## START Data records

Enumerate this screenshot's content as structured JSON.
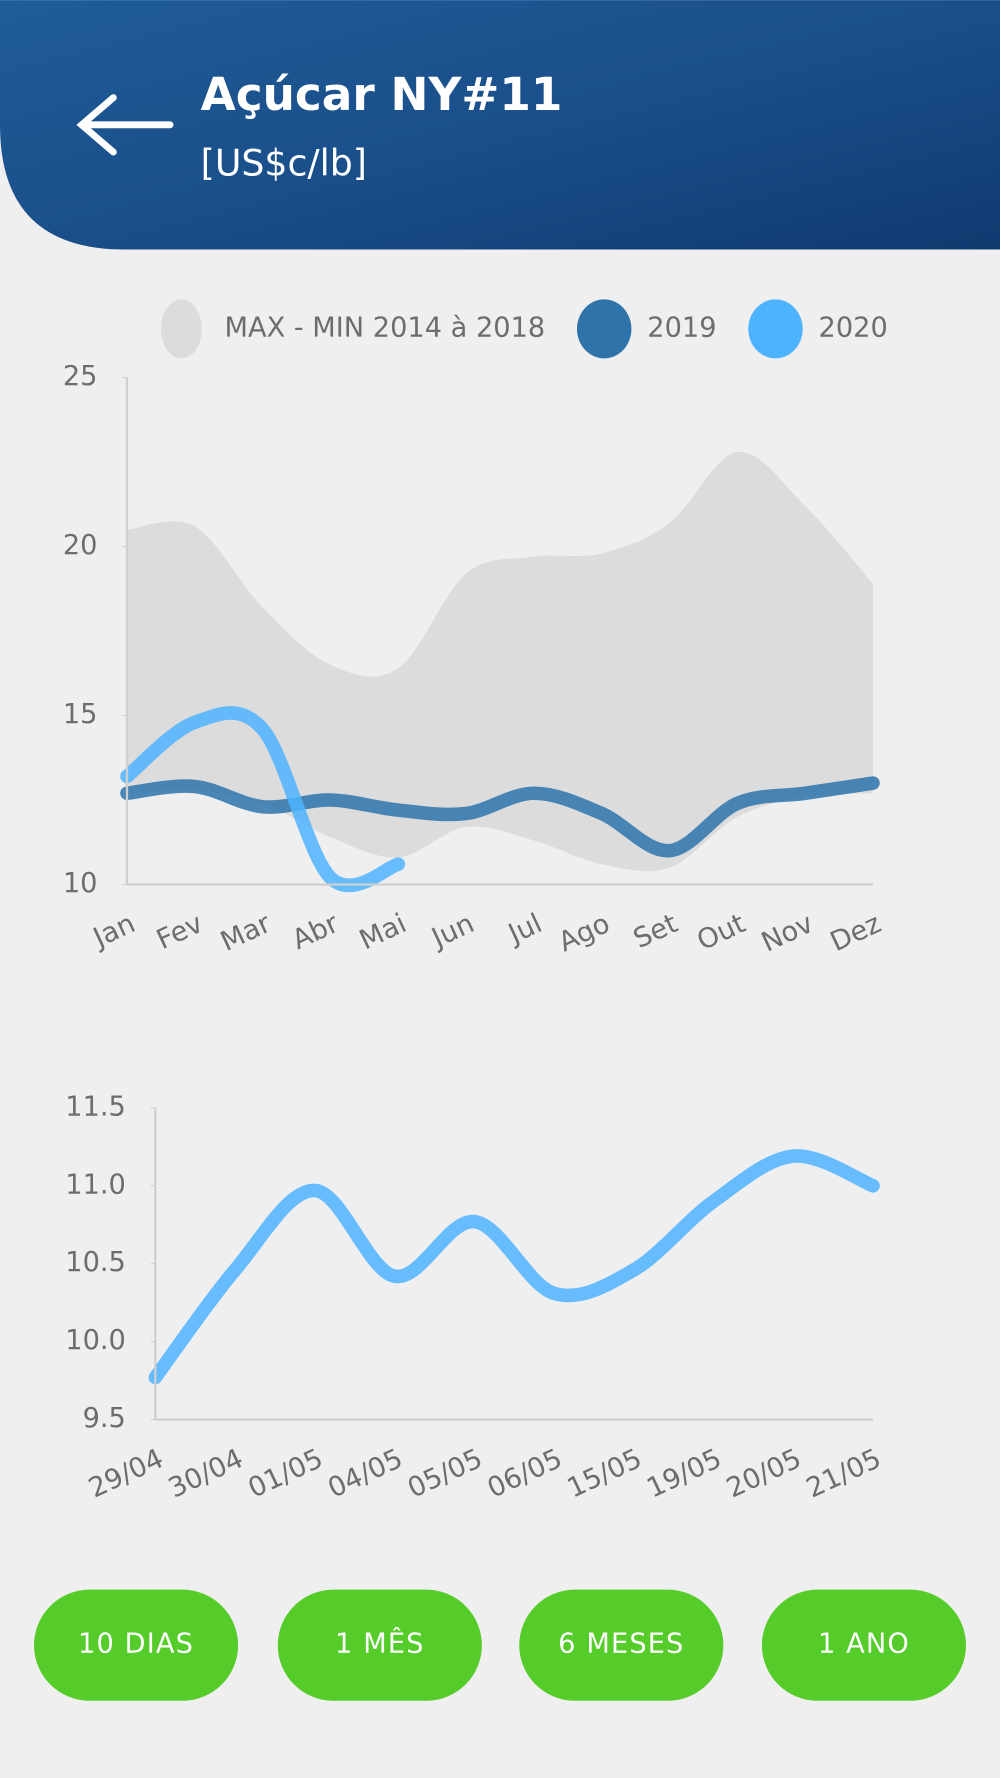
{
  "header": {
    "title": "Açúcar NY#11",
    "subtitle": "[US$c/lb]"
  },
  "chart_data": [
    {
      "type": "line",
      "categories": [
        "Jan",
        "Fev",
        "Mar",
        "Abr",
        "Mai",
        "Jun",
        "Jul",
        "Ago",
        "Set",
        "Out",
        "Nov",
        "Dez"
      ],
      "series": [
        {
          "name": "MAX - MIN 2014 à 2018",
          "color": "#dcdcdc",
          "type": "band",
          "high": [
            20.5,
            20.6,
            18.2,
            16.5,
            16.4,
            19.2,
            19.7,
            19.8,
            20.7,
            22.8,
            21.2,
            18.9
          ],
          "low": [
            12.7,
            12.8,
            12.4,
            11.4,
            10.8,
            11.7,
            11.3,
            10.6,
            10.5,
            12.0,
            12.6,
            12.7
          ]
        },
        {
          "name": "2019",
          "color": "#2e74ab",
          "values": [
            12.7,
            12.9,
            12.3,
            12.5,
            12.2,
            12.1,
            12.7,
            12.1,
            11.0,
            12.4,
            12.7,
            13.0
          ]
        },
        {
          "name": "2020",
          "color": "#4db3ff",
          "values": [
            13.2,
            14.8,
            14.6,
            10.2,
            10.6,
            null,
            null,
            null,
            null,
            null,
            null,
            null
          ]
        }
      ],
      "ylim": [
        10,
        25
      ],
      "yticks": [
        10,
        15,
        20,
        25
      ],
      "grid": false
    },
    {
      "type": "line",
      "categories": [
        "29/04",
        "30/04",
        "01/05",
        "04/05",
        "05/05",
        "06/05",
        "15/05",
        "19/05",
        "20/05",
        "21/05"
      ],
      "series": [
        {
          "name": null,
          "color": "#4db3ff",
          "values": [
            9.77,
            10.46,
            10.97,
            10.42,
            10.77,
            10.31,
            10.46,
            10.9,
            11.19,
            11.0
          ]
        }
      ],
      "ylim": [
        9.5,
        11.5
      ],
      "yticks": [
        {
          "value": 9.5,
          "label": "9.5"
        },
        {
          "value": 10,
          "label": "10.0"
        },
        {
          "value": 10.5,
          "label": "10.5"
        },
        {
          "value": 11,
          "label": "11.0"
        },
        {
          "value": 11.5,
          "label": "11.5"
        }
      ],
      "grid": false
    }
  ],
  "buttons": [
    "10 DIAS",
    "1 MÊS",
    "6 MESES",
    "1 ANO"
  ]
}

## END Data records
## START Data records

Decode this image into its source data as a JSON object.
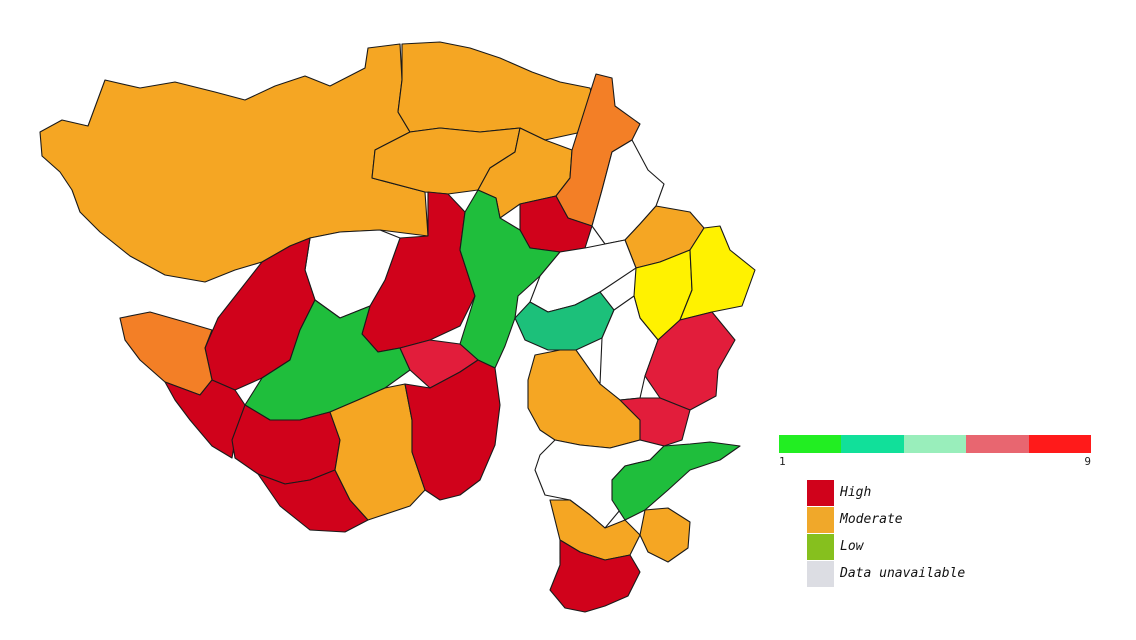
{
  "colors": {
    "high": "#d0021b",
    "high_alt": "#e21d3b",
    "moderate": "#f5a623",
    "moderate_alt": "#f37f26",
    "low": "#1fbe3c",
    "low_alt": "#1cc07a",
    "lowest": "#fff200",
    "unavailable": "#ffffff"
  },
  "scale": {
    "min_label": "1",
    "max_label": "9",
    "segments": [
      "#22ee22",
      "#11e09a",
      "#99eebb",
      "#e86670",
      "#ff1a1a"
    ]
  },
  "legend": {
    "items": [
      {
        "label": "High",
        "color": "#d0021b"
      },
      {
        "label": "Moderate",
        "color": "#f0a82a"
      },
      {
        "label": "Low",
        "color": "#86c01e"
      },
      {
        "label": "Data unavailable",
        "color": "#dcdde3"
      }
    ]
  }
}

## END Data records

Task goal:
For each line of the entries that includes "unavailable", show that line.

Response for this exercise:
    "unavailable": "#ffffff"
        "label": "Data unavailable",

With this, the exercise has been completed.